----- Records for this task
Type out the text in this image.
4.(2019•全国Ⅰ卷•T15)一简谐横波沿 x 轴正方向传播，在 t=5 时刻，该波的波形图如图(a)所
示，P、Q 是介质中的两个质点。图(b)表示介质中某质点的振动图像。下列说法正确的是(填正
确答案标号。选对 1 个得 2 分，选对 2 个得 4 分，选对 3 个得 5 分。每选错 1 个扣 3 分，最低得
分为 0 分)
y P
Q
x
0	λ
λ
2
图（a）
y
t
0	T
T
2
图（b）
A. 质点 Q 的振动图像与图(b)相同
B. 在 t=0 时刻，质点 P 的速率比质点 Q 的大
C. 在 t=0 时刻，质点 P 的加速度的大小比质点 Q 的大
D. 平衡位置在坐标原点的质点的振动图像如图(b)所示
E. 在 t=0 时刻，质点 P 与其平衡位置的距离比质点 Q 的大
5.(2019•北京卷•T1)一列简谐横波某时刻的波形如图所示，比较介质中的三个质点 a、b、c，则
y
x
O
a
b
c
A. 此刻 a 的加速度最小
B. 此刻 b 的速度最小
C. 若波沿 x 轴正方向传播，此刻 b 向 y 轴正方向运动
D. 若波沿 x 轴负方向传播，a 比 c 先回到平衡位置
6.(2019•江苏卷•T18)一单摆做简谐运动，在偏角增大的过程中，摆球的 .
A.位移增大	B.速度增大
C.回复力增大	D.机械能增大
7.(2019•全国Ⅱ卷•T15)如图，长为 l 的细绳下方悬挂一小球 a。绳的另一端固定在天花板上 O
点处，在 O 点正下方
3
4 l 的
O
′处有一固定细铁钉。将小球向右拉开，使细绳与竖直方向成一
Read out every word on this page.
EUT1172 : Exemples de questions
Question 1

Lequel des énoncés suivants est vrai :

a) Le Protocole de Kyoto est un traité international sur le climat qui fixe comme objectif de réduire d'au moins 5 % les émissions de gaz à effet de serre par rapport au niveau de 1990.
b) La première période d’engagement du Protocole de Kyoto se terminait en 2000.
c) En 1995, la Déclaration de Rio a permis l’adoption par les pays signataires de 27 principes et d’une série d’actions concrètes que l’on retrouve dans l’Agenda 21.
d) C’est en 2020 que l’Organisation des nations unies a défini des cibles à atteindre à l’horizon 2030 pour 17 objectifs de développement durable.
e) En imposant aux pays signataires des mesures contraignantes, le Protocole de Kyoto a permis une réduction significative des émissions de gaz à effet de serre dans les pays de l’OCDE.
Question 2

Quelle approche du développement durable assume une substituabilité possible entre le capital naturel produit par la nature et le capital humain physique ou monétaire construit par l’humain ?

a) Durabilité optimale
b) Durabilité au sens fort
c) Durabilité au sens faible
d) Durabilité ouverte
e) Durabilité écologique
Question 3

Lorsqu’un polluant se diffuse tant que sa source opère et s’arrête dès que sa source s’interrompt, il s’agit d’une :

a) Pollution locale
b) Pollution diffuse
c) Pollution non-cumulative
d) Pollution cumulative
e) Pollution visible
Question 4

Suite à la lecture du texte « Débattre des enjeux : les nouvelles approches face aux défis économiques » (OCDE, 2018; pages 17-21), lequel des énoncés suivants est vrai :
----------
Reproduce the material above, every line of it, exactly.

### Finished task
Type out the text in this image.
4.(2019•全国Ⅰ卷•T15)一简谐横波沿 x 轴正方向传播，在 t=5 时刻，该波的波形图如图(a)所
示，P、Q 是介质中的两个质点。图(b)表示介质中某质点的振动图像。下列说法正确的是(填正
确答案标号。选对 1 个得 2 分，选对 2 个得 4 分，选对 3 个得 5 分。每选错 1 个扣 3 分，最低得
分为 0 分)
y P
Q
x
0	λ
λ
2
图（a）
y
t
0	T
T
2
图（b）
A. 质点 Q 的振动图像与图(b)相同
B. 在 t=0 时刻，质点 P 的速率比质点 Q 的大
C. 在 t=0 时刻，质点 P 的加速度的大小比质点 Q 的大
D. 平衡位置在坐标原点的质点的振动图像如图(b)所示
E. 在 t=0 时刻，质点 P 与其平衡位置的距离比质点 Q 的大
5.(2019•北京卷•T1)一列简谐横波某时刻的波形如图所示，比较介质中的三个质点 a、b、c，则
y
x
O
a
b
c
A. 此刻 a 的加速度最小
B. 此刻 b 的速度最小
C. 若波沿 x 轴正方向传播，此刻 b 向 y 轴正方向运动
D. 若波沿 x 轴负方向传播，a 比 c 先回到平衡位置
6.(2019•江苏卷•T18)一单摆做简谐运动，在偏角增大的过程中，摆球的 .
A.位移增大	B.速度增大
C.回复力增大	D.机械能增大
7.(2019•全国Ⅱ卷•T15)如图，长为 l 的细绳下方悬挂一小球 a。绳的另一端固定在天花板上 O
点处，在 O 点正下方
3
4 l 的
O
′处有一固定细铁钉。将小球向右拉开，使细绳与竖直方向成一
Read out every word on this page.
EUT1172 : Exemples de questions
Question 1

Lequel des énoncés suivants est vrai :

a) Le Protocole de Kyoto est un traité international sur le climat qui fixe comme objectif de réduire d'au moins 5 % les émissions de gaz à effet de serre par rapport au niveau de 1990.
b) La première période d’engagement du Protocole de Kyoto se terminait en 2000.
c) En 1995, la Déclaration de Rio a permis l’adoption par les pays signataires de 27 principes et d’une série d’actions concrètes que l’on retrouve dans l’Agenda 21.
d) C’est en 2020 que l’Organisation des nations unies a défini des cibles à atteindre à l’horizon 2030 pour 17 objectifs de développement durable.
e) En imposant aux pays signataires des mesures contraignantes, le Protocole de Kyoto a permis une réduction significative des émissions de gaz à effet de serre dans les pays de l’OCDE.
Question 2

Quelle approche du développement durable assume une substituabilité possible entre le capital naturel produit par la nature et le capital humain physique ou monétaire construit par l’humain ?

a) Durabilité optimale
b) Durabilité au sens fort
c) Durabilité au sens faible
d) Durabilité ouverte
e) Durabilité écologique
Question 3

Lorsqu’un polluant se diffuse tant que sa source opère et s’arrête dès que sa source s’interrompt, il s’agit d’une :

a) Pollution locale
b) Pollution diffuse
c) Pollution non-cumulative
d) Pollution cumulative
e) Pollution visible
Question 4

Suite à la lecture du texte « Débattre des enjeux : les nouvelles approches face aux défis économiques » (OCDE, 2018; pages 17-21), lequel des énoncés suivants est vrai :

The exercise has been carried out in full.